Challenges —
**a.** Answer these questions using the interview transcript:
(i) In what month and city will the lyric opera hold its thirty-year anniversary shows?
(ii) Under what band name will the June solo tour in the US take place?
(iii) From which decade are the live recordings that the band says it owns?
**b.** Pick up the interview transcript about the anniversary edition and touring where it stops, and write the next part of the conversation.

Selected extract —
<<<<

Oh, it's my pleasure. Well, let's start off a little differently. Instead of starting from the beginning to the end, let's start out with what you're doing now. What's current?

Speaker 2:

I'm currently working on some live recordings for a Melancholy 30th anniversary sort of edition that we're going to put out. So I had to go back 30 years and find these recordings and then also preparing for the opera, the lyric opera, where they're going to do a 30th anniversary seven shows for a Melancholy album in November of Chicago, and then I have a solo tour in June in the US under the band name the Machines of God, and then Pumpkins are touring Europe in the summer and then past that we're probably gonna tour other places as well. So it's a crazy busy year.

Speaker 1:

That sounds awesome. Speaking of the UK, are you planning a tour there? This podcast has a lot of friends and followers over there.

Speaker 2:

Yeah, I've been asked to be part of the Aussie Black Sabbath last concert, so I'll be over there and then I think we start touring somewhere in Italy not long thereafter.

Speaker 1:

That sounds like a fun tour for sure. Now you've dug into the archives, come up with 30 years of music. What was the thought process and how did you come up with that idea to do this?

Speaker 2:

Well R rock has become very much a business, just as much about sentimentality as the present.

Speaker 1:

Yes.

Speaker 2:

The staying power of rock and roll, I think, has surprised many people, including the artists who pioneered it, say back in the 50s and 60s.

Speaker 1:

Yeah.

Speaker 2:

So we've kind of inherited this business model that had been built up over the last 20 years by the Stings and the Aussies and the gosh. I mean there's so many artists, metallica and Peter Gabriel, I mean the list goes on of artists, elton John, the Stones obviously being the greatest purveyors of them all. It came out that there was this new way to sustain, let's call it, the business of rock and roll. So we've kind of inherited this long arc of expectation. But, being who we are, you know we have to sort of navigate it our own way. So, doing box sets our own way, releasing archival projects through my tea house, badlizzuzuscom, we've released, I guess I think, about 10 or 12 archival records now.

Speaker 1:

Okay.

Speaker 2:

So creating new business modalities, creating new merchandising opportunities. It's crazy because, as the record companies have disintegrated, yeah, they have.

Speaker 2:

Managers have become a little bit more like A&R people used to be, but in many ways the bands have to be their own A&R people now and their own marketing people. So you end up taking on a lot more responsibility than you used to. But in terms of a public facing thing, you're more the author of who the public understands that you are and what you actually do and, I guess, by extension, sell. You're no longer defined by what other people say. Your value is.

Speaker 1:

So are you re-recording all the songs? Are you just digging into the archives and re-releasing what you've already recorded?

Speaker 2:

No, we own all our live recordings from the 90s that exist. No, we own all our live recordings from the 90s that exist. So we have a voluminous archive, and so it's like wading into an ocean of tapes and things and trying to find something that would still have value to a modern listener.

Speaker 1:

Yeah, that's nice. Now, when you find yourself out on tour, what kind of audience do you have? You've got your fans. Of course has followed you. Do you find that you have your fans plus their kids and their grandkids, or is it just a mixture of all of them? What's the audience look like now?

>>>>

Raw data —
<<<<

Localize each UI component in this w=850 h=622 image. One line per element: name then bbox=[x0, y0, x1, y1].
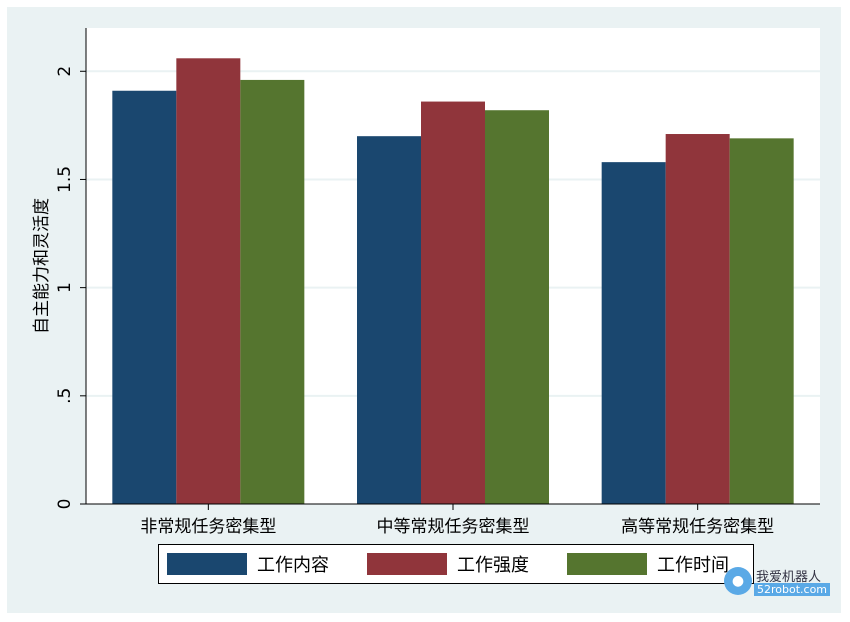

>>>>

Answers below —
**a.**
(i) November, in Chicago.
(ii) The Machines of God.
(iii) The 90s.

**b.**
Speaker 2:

Over the last, I'd say, three to four years we've seen the audience get a lot younger, and very quickly. I don't know where the generational shelf of it exists. We certainly see where some people are coming with their grandkids and kids and stuff like that. But more so we're seeing where a whole young generation of fans is being made, maybe through new means, whether it's TikTok or media entities. They're finding us on streaming services because of the way things get recommended. We really do benefit from the fact that.

Speaker 2:

I think if a young person connects with what we do, they're surprised that there's so much more beyond songs or something they're like oh my God, there's just all this music. And so they kind of enter, I guess, a pumpkin's metaverse of things to pay attention to, whether it's all the different genres the band's existed in, the different time and space, things that we've done, including the various iterations of the band and breaking up and getting back together and stuff like that. So it's become a kind of interesting cottage business to run parallel to the modern version of the band, which is continuing to release music and tour. And then, adding to all that, now I have a podcast with Bill Maher's network, the Magnificent Others, so again. You're sort of creating your own ecosystem of how to reach people and also, I guess, broaden what you offer to the public. You're no longer defined by well. You have this one lane and as long as you're in that one lane, just kind of stay there.

Speaker 1:

Yeah right, Because back in the earlier days the record labels had all of the control. We just had to do what they kind of told us. Now, because of the internet, TikTok, iTunes, all the platforms out there the control has kind of come back to the artist to a certain degree, and that's not a bad thing at all.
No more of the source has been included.